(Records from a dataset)
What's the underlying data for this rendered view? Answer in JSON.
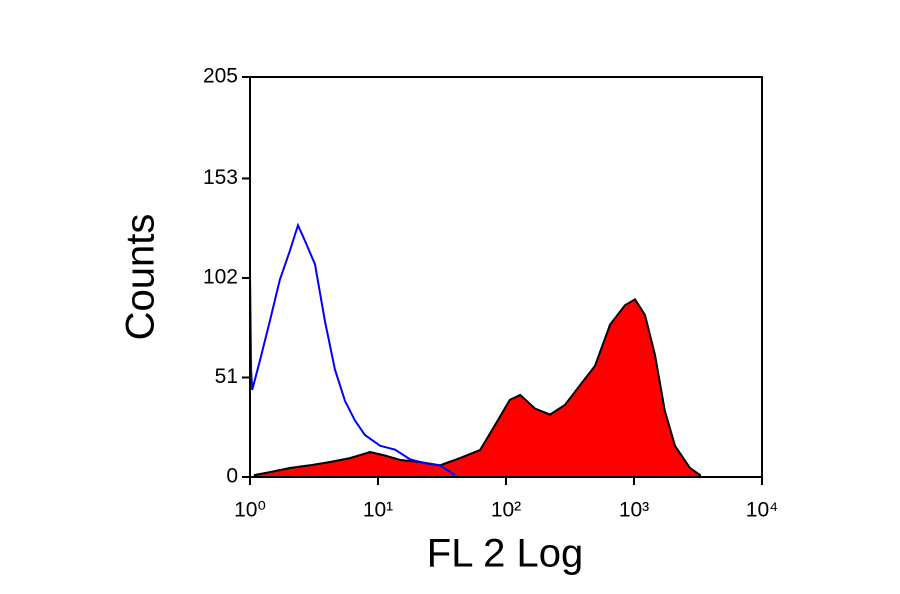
{
  "chart_data": {
    "type": "histogram_overlay",
    "xlabel": "FL 2 Log",
    "ylabel": "Counts",
    "xscale": "log",
    "xlim": [
      1,
      10000
    ],
    "xticks": [
      {
        "value": 1,
        "label": "10⁰"
      },
      {
        "value": 10,
        "label": "10¹"
      },
      {
        "value": 100,
        "label": "10²"
      },
      {
        "value": 1000,
        "label": "10³"
      },
      {
        "value": 10000,
        "label": "10⁴"
      }
    ],
    "ylim": [
      0,
      205
    ],
    "yticks": [
      0,
      51,
      102,
      153,
      205
    ],
    "series": [
      {
        "color": "#ff0000",
        "edgecolor": "#000000",
        "filled": true,
        "x": [
          1.09,
          1.43,
          2.05,
          2.94,
          4.22,
          6.04,
          8.66,
          11.3,
          14.9,
          21.3,
          30.5,
          43.7,
          62.6,
          82,
          107,
          129,
          169,
          221,
          289,
          378,
          496,
          649,
          851,
          1018,
          1219,
          1459,
          1740,
          2089,
          2738,
          3281
        ],
        "values": [
          1,
          2.5,
          4.6,
          6,
          7.7,
          9.7,
          12.8,
          11,
          8.7,
          7.7,
          6,
          9.7,
          13.8,
          26.6,
          39.5,
          42,
          35,
          32,
          37,
          47,
          57,
          78,
          88,
          91,
          83,
          62.5,
          34,
          16,
          4.6,
          1
        ]
      },
      {
        "color": "#0000ff",
        "filled": false,
        "x": [
          1.0,
          1.02,
          1.04,
          1.2,
          1.43,
          1.71,
          2.05,
          2.37,
          2.69,
          3.22,
          3.85,
          4.61,
          5.52,
          6.6,
          7.9,
          10.4,
          13.6,
          17.8,
          23.3,
          30.5,
          39.8
        ],
        "values": [
          105,
          55,
          44.6,
          60,
          80,
          101,
          116,
          129,
          121,
          109,
          80,
          55,
          39,
          29,
          21.5,
          16,
          14,
          9,
          7,
          6,
          1
        ]
      }
    ]
  }
}
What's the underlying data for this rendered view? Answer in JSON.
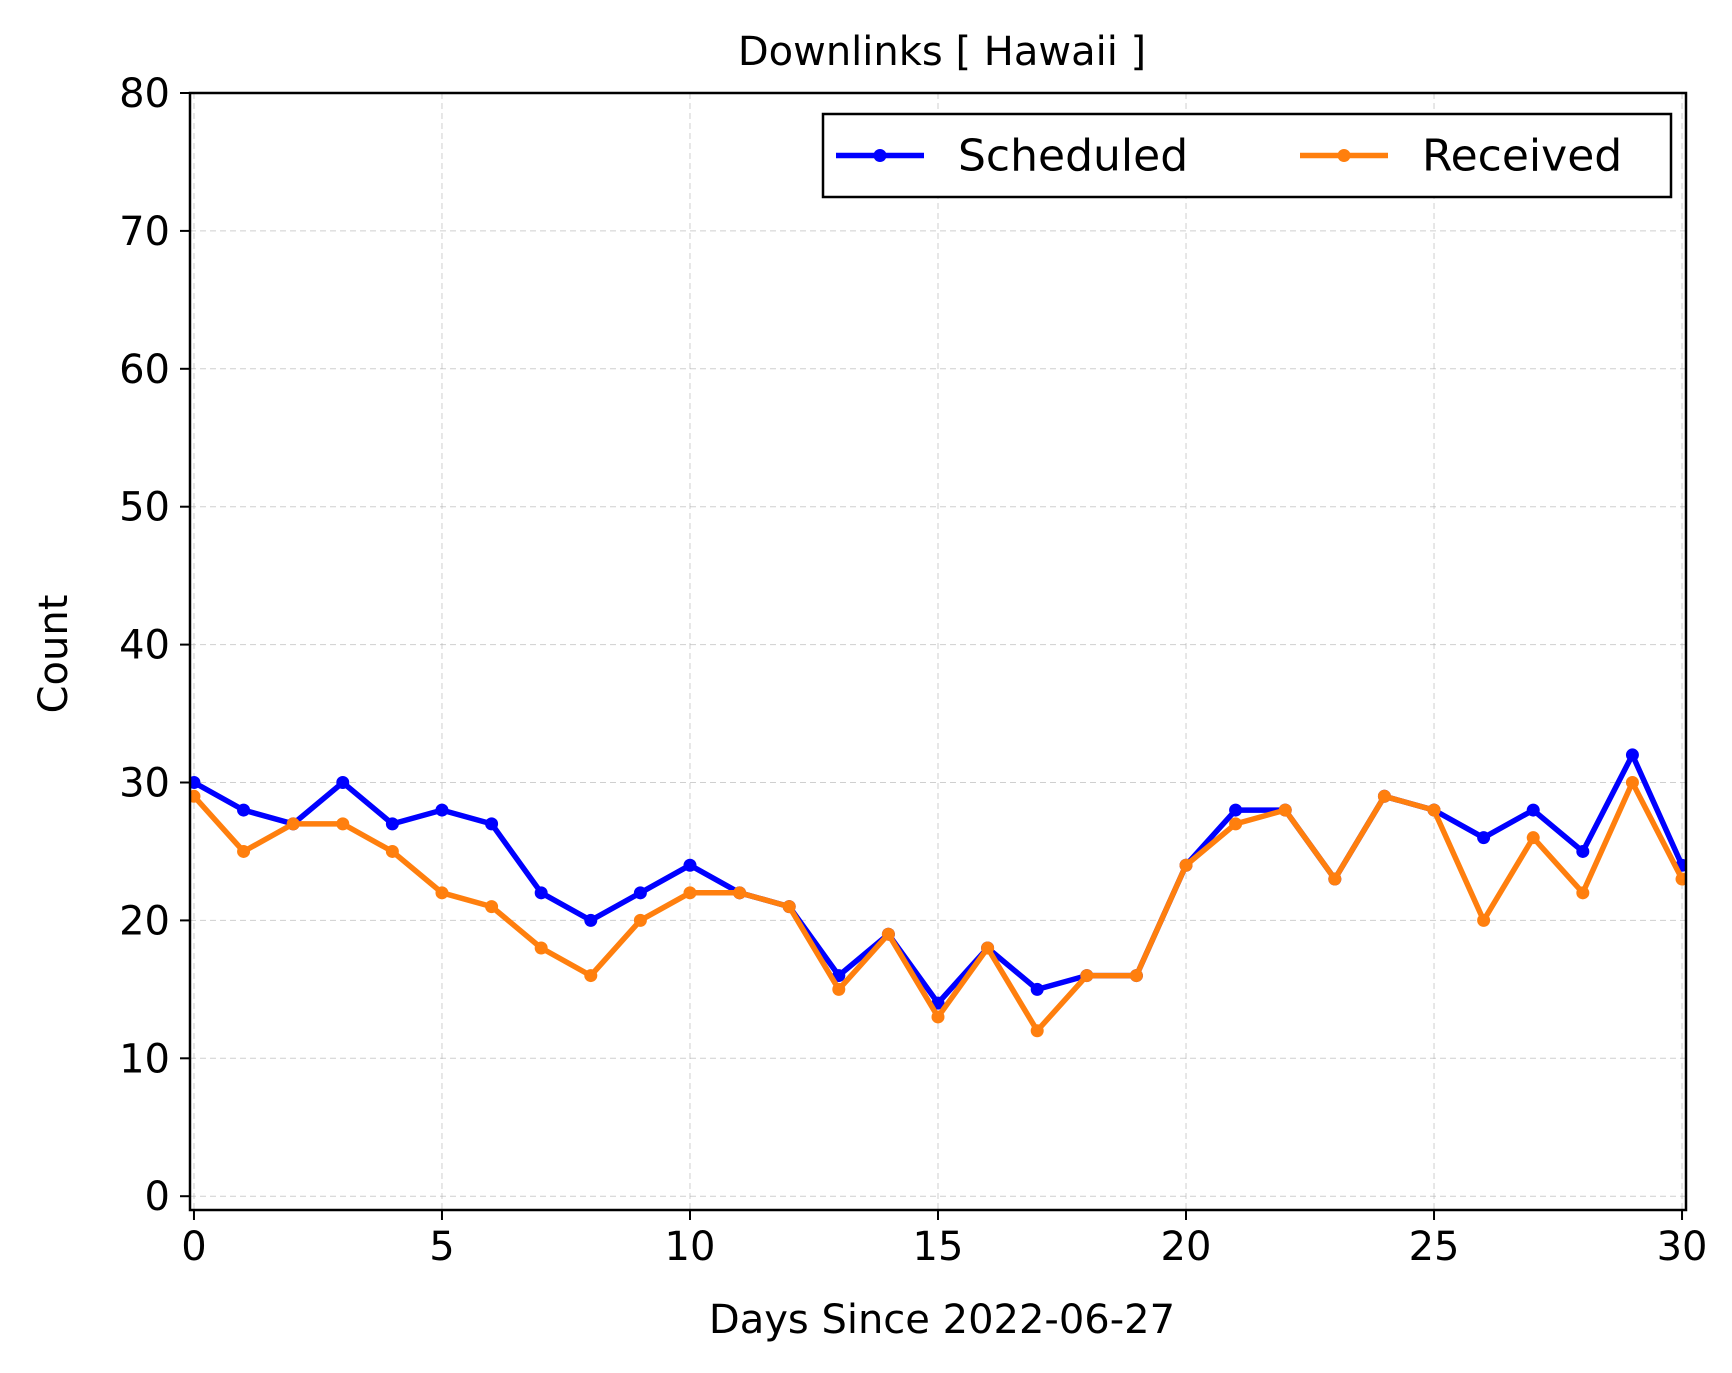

AIM OF THE EXERCISE: Output every entry verbatim. Pictures do not belong in the copy.

SOLUTION TO THIS TASK:
What's the underlying data for this rendered view? Answer in JSON.
{
  "chart_data": {
    "type": "histogram_overlay",
    "xlabel": "FL 2 Log",
    "ylabel": "Counts",
    "xscale": "log",
    "xlim": [
      1,
      10000
    ],
    "xticks": [
      {
        "value": 1,
        "label": "10⁰"
      },
      {
        "value": 10,
        "label": "10¹"
      },
      {
        "value": 100,
        "label": "10²"
      },
      {
        "value": 1000,
        "label": "10³"
      },
      {
        "value": 10000,
        "label": "10⁴"
      }
    ],
    "ylim": [
      0,
      205
    ],
    "yticks": [
      0,
      51,
      102,
      153,
      205
    ],
    "series": [
      {
        "color": "#ff0000",
        "edgecolor": "#000000",
        "filled": true,
        "x": [
          1.09,
          1.43,
          2.05,
          2.94,
          4.22,
          6.04,
          8.66,
          11.3,
          14.9,
          21.3,
          30.5,
          43.7,
          62.6,
          82,
          107,
          129,
          169,
          221,
          289,
          378,
          496,
          649,
          851,
          1018,
          1219,
          1459,
          1740,
          2089,
          2738,
          3281
        ],
        "values": [
          1,
          2.5,
          4.6,
          6,
          7.7,
          9.7,
          12.8,
          11,
          8.7,
          7.7,
          6,
          9.7,
          13.8,
          26.6,
          39.5,
          42,
          35,
          32,
          37,
          47,
          57,
          78,
          88,
          91,
          83,
          62.5,
          34,
          16,
          4.6,
          1
        ]
      },
      {
        "color": "#0000ff",
        "filled": false,
        "x": [
          1.0,
          1.02,
          1.04,
          1.2,
          1.43,
          1.71,
          2.05,
          2.37,
          2.69,
          3.22,
          3.85,
          4.61,
          5.52,
          6.6,
          7.9,
          10.4,
          13.6,
          17.8,
          23.3,
          30.5,
          39.8
        ],
        "values": [
          105,
          55,
          44.6,
          60,
          80,
          101,
          116,
          129,
          121,
          109,
          80,
          55,
          39,
          29,
          21.5,
          16,
          14,
          9,
          7,
          6,
          1
        ]
      }
    ]
  }
}
What's the underlying data for this rendered view? Answer in JSON.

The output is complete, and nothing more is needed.